** start of Data for this task **

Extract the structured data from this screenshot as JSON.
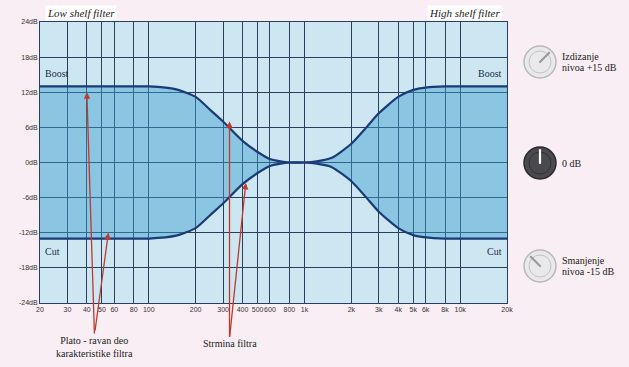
{
  "chart_data": {
    "type": "area",
    "x": [
      20,
      30,
      40,
      50,
      60,
      80,
      100,
      150,
      200,
      250,
      300,
      400,
      500,
      600,
      700,
      800,
      1000,
      1200,
      1500,
      2000,
      2500,
      3000,
      4000,
      5000,
      6000,
      8000,
      10000,
      20000
    ],
    "series": [
      {
        "color": "#1b3a78",
        "values": [
          13,
          13,
          13,
          13,
          13,
          13,
          13,
          12.5,
          11.2,
          8.9,
          7,
          3.7,
          1.8,
          0.6,
          0.2,
          0,
          0,
          0.2,
          0.8,
          3.2,
          6,
          8.4,
          11.2,
          12.4,
          12.8,
          13,
          13,
          13
        ]
      },
      {
        "color": "#1b3a78",
        "values": [
          -13,
          -13,
          -13,
          -13,
          -13,
          -13,
          -13,
          -12.5,
          -11.2,
          -8.9,
          -7,
          -3.7,
          -1.8,
          -0.6,
          -0.2,
          0,
          0,
          -0.2,
          -0.8,
          -3.2,
          -6,
          -8.4,
          -11.2,
          -12.4,
          -12.8,
          -13,
          -13,
          -13
        ]
      }
    ],
    "log": "x",
    "xlim": [
      20,
      20000
    ],
    "xticks": [
      20,
      30,
      40,
      50,
      60,
      80,
      100,
      200,
      300,
      400,
      500,
      600,
      800,
      {
        "value": 1000,
        "label": "1k"
      },
      {
        "value": 2000,
        "label": "2k"
      },
      {
        "value": 3000,
        "label": "3k"
      },
      {
        "value": 4000,
        "label": "4k"
      },
      {
        "value": 5000,
        "label": "5k"
      },
      {
        "value": 6000,
        "label": "6k"
      },
      {
        "value": 8000,
        "label": "8k"
      },
      {
        "value": 10000,
        "label": "10k"
      },
      {
        "value": 20000,
        "label": "20k"
      }
    ],
    "ylim": [
      -24,
      24
    ],
    "yticks": [
      {
        "value": 24,
        "label": "24dB"
      },
      {
        "value": 18,
        "label": "18dB"
      },
      {
        "value": 12,
        "label": "12dB"
      },
      {
        "value": 6,
        "label": "6dB"
      },
      {
        "value": 0,
        "label": "0dB"
      },
      {
        "value": -6,
        "label": "-6dB"
      },
      {
        "value": -12,
        "label": "-12dB"
      },
      {
        "value": -18,
        "label": "-18dB"
      },
      {
        "value": -24,
        "label": "-24dB"
      }
    ],
    "grid": true,
    "annotations": {
      "low_shelf": "Low shelf filter",
      "high_shelf": "High shelf filter",
      "boost": "Boost",
      "cut": "Cut",
      "plateau": [
        "Plato - ravan deo",
        "karakteristike filtra"
      ],
      "slope": "Strmina filtra"
    }
  },
  "knob_labels": [
    [
      "Izdizanje",
      "nivoa +15 dB"
    ],
    [
      "0 dB"
    ],
    [
      "Smanjenje",
      "nivoa -15 dB"
    ]
  ]
}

** end of Data for this task **

● Requirement:
Quote all of the entries word for word, omitting any pictures.

● Final result:
Extract the structured data from this screenshot as JSON.
{
  "chart_data": {
    "type": "area",
    "x": [
      20,
      30,
      40,
      50,
      60,
      80,
      100,
      150,
      200,
      250,
      300,
      400,
      500,
      600,
      700,
      800,
      1000,
      1200,
      1500,
      2000,
      2500,
      3000,
      4000,
      5000,
      6000,
      8000,
      10000,
      20000
    ],
    "series": [
      {
        "color": "#1b3a78",
        "values": [
          13,
          13,
          13,
          13,
          13,
          13,
          13,
          12.5,
          11.2,
          8.9,
          7,
          3.7,
          1.8,
          0.6,
          0.2,
          0,
          0,
          0.2,
          0.8,
          3.2,
          6,
          8.4,
          11.2,
          12.4,
          12.8,
          13,
          13,
          13
        ]
      },
      {
        "color": "#1b3a78",
        "values": [
          -13,
          -13,
          -13,
          -13,
          -13,
          -13,
          -13,
          -12.5,
          -11.2,
          -8.9,
          -7,
          -3.7,
          -1.8,
          -0.6,
          -0.2,
          0,
          0,
          -0.2,
          -0.8,
          -3.2,
          -6,
          -8.4,
          -11.2,
          -12.4,
          -12.8,
          -13,
          -13,
          -13
        ]
      }
    ],
    "log": "x",
    "xlim": [
      20,
      20000
    ],
    "xticks": [
      20,
      30,
      40,
      50,
      60,
      80,
      100,
      200,
      300,
      400,
      500,
      600,
      800,
      {
        "value": 1000,
        "label": "1k"
      },
      {
        "value": 2000,
        "label": "2k"
      },
      {
        "value": 3000,
        "label": "3k"
      },
      {
        "value": 4000,
        "label": "4k"
      },
      {
        "value": 5000,
        "label": "5k"
      },
      {
        "value": 6000,
        "label": "6k"
      },
      {
        "value": 8000,
        "label": "8k"
      },
      {
        "value": 10000,
        "label": "10k"
      },
      {
        "value": 20000,
        "label": "20k"
      }
    ],
    "ylim": [
      -24,
      24
    ],
    "yticks": [
      {
        "value": 24,
        "label": "24dB"
      },
      {
        "value": 18,
        "label": "18dB"
      },
      {
        "value": 12,
        "label": "12dB"
      },
      {
        "value": 6,
        "label": "6dB"
      },
      {
        "value": 0,
        "label": "0dB"
      },
      {
        "value": -6,
        "label": "-6dB"
      },
      {
        "value": -12,
        "label": "-12dB"
      },
      {
        "value": -18,
        "label": "-18dB"
      },
      {
        "value": -24,
        "label": "-24dB"
      }
    ],
    "grid": true,
    "annotations": {
      "low_shelf": "Low shelf filter",
      "high_shelf": "High shelf filter",
      "boost": "Boost",
      "cut": "Cut",
      "plateau": [
        "Plato - ravan deo",
        "karakteristike filtra"
      ],
      "slope": "Strmina filtra"
    }
  },
  "knob_labels": [
    [
      "Izdizanje",
      "nivoa +15 dB"
    ],
    [
      "0 dB"
    ],
    [
      "Smanjenje",
      "nivoa -15 dB"
    ]
  ]
}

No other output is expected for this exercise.